- **Data lines**
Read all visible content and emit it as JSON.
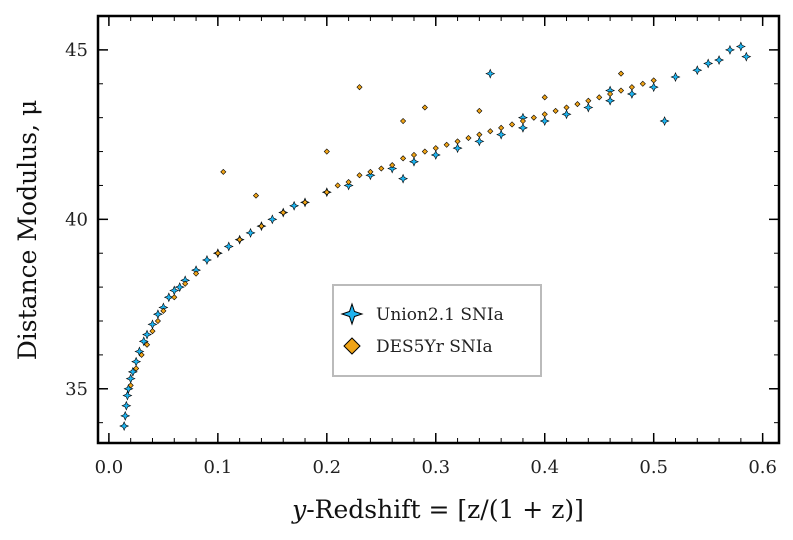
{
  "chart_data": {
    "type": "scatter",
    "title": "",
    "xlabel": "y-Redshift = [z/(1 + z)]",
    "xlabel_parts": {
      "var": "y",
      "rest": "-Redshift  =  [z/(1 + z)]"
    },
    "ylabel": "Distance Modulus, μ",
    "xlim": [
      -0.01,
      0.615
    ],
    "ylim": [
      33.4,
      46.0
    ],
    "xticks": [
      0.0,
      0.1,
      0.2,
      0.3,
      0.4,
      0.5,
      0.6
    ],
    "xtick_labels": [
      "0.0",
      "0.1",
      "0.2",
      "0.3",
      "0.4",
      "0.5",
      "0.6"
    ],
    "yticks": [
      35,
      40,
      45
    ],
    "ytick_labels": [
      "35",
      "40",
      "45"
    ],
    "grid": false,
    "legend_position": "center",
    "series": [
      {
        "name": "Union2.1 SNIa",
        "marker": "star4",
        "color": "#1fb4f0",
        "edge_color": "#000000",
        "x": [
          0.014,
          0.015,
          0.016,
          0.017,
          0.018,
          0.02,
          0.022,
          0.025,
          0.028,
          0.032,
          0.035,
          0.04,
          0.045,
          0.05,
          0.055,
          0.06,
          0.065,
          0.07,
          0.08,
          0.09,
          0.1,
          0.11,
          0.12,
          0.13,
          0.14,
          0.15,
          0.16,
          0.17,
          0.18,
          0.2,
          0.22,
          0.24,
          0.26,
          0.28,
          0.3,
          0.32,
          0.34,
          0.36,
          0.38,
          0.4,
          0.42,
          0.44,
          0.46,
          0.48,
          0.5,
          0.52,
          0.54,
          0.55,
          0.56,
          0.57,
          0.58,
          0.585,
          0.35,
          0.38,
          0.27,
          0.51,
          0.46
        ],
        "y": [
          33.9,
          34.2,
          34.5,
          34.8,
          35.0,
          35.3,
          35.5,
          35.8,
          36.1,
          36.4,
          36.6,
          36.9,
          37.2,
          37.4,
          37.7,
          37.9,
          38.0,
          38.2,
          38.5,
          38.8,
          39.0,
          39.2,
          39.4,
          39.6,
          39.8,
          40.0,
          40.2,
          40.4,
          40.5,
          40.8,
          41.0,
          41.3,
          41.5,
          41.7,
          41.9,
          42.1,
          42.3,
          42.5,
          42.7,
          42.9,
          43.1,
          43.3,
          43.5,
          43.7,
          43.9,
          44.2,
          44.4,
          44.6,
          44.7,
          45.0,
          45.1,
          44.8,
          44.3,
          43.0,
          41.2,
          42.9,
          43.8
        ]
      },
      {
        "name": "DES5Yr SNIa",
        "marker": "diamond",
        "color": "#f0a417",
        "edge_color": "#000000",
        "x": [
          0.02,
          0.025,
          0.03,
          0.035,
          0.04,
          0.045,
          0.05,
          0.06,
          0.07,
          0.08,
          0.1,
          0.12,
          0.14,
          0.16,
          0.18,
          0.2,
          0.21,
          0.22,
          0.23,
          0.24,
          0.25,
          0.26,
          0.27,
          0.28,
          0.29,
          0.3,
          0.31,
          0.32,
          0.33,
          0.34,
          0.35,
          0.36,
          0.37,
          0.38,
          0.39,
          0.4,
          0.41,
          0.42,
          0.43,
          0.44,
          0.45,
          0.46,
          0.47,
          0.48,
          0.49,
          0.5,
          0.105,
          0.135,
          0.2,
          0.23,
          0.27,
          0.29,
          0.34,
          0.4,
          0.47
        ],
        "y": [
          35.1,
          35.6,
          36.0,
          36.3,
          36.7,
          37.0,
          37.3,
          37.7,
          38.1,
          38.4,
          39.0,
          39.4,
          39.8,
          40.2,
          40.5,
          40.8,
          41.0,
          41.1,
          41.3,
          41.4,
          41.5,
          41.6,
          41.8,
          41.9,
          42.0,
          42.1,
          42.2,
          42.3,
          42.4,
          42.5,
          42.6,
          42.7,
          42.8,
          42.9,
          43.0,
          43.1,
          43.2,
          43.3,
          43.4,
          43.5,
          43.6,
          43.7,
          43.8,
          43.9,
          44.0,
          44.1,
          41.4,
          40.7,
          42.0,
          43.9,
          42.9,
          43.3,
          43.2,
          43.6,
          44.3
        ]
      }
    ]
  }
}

- **What is expected**
Pictures in the records above are not copied; print everything else exactly.

- **Completed task**
Read all visible content and emit it as JSON.
{
  "chart_data": {
    "type": "scatter",
    "title": "",
    "xlabel": "y-Redshift = [z/(1 + z)]",
    "xlabel_parts": {
      "var": "y",
      "rest": "-Redshift  =  [z/(1 + z)]"
    },
    "ylabel": "Distance Modulus, μ",
    "xlim": [
      -0.01,
      0.615
    ],
    "ylim": [
      33.4,
      46.0
    ],
    "xticks": [
      0.0,
      0.1,
      0.2,
      0.3,
      0.4,
      0.5,
      0.6
    ],
    "xtick_labels": [
      "0.0",
      "0.1",
      "0.2",
      "0.3",
      "0.4",
      "0.5",
      "0.6"
    ],
    "yticks": [
      35,
      40,
      45
    ],
    "ytick_labels": [
      "35",
      "40",
      "45"
    ],
    "grid": false,
    "legend_position": "center",
    "series": [
      {
        "name": "Union2.1 SNIa",
        "marker": "star4",
        "color": "#1fb4f0",
        "edge_color": "#000000",
        "x": [
          0.014,
          0.015,
          0.016,
          0.017,
          0.018,
          0.02,
          0.022,
          0.025,
          0.028,
          0.032,
          0.035,
          0.04,
          0.045,
          0.05,
          0.055,
          0.06,
          0.065,
          0.07,
          0.08,
          0.09,
          0.1,
          0.11,
          0.12,
          0.13,
          0.14,
          0.15,
          0.16,
          0.17,
          0.18,
          0.2,
          0.22,
          0.24,
          0.26,
          0.28,
          0.3,
          0.32,
          0.34,
          0.36,
          0.38,
          0.4,
          0.42,
          0.44,
          0.46,
          0.48,
          0.5,
          0.52,
          0.54,
          0.55,
          0.56,
          0.57,
          0.58,
          0.585,
          0.35,
          0.38,
          0.27,
          0.51,
          0.46
        ],
        "y": [
          33.9,
          34.2,
          34.5,
          34.8,
          35.0,
          35.3,
          35.5,
          35.8,
          36.1,
          36.4,
          36.6,
          36.9,
          37.2,
          37.4,
          37.7,
          37.9,
          38.0,
          38.2,
          38.5,
          38.8,
          39.0,
          39.2,
          39.4,
          39.6,
          39.8,
          40.0,
          40.2,
          40.4,
          40.5,
          40.8,
          41.0,
          41.3,
          41.5,
          41.7,
          41.9,
          42.1,
          42.3,
          42.5,
          42.7,
          42.9,
          43.1,
          43.3,
          43.5,
          43.7,
          43.9,
          44.2,
          44.4,
          44.6,
          44.7,
          45.0,
          45.1,
          44.8,
          44.3,
          43.0,
          41.2,
          42.9,
          43.8
        ]
      },
      {
        "name": "DES5Yr SNIa",
        "marker": "diamond",
        "color": "#f0a417",
        "edge_color": "#000000",
        "x": [
          0.02,
          0.025,
          0.03,
          0.035,
          0.04,
          0.045,
          0.05,
          0.06,
          0.07,
          0.08,
          0.1,
          0.12,
          0.14,
          0.16,
          0.18,
          0.2,
          0.21,
          0.22,
          0.23,
          0.24,
          0.25,
          0.26,
          0.27,
          0.28,
          0.29,
          0.3,
          0.31,
          0.32,
          0.33,
          0.34,
          0.35,
          0.36,
          0.37,
          0.38,
          0.39,
          0.4,
          0.41,
          0.42,
          0.43,
          0.44,
          0.45,
          0.46,
          0.47,
          0.48,
          0.49,
          0.5,
          0.105,
          0.135,
          0.2,
          0.23,
          0.27,
          0.29,
          0.34,
          0.4,
          0.47
        ],
        "y": [
          35.1,
          35.6,
          36.0,
          36.3,
          36.7,
          37.0,
          37.3,
          37.7,
          38.1,
          38.4,
          39.0,
          39.4,
          39.8,
          40.2,
          40.5,
          40.8,
          41.0,
          41.1,
          41.3,
          41.4,
          41.5,
          41.6,
          41.8,
          41.9,
          42.0,
          42.1,
          42.2,
          42.3,
          42.4,
          42.5,
          42.6,
          42.7,
          42.8,
          42.9,
          43.0,
          43.1,
          43.2,
          43.3,
          43.4,
          43.5,
          43.6,
          43.7,
          43.8,
          43.9,
          44.0,
          44.1,
          41.4,
          40.7,
          42.0,
          43.9,
          42.9,
          43.3,
          43.2,
          43.6,
          44.3
        ]
      }
    ]
  }
}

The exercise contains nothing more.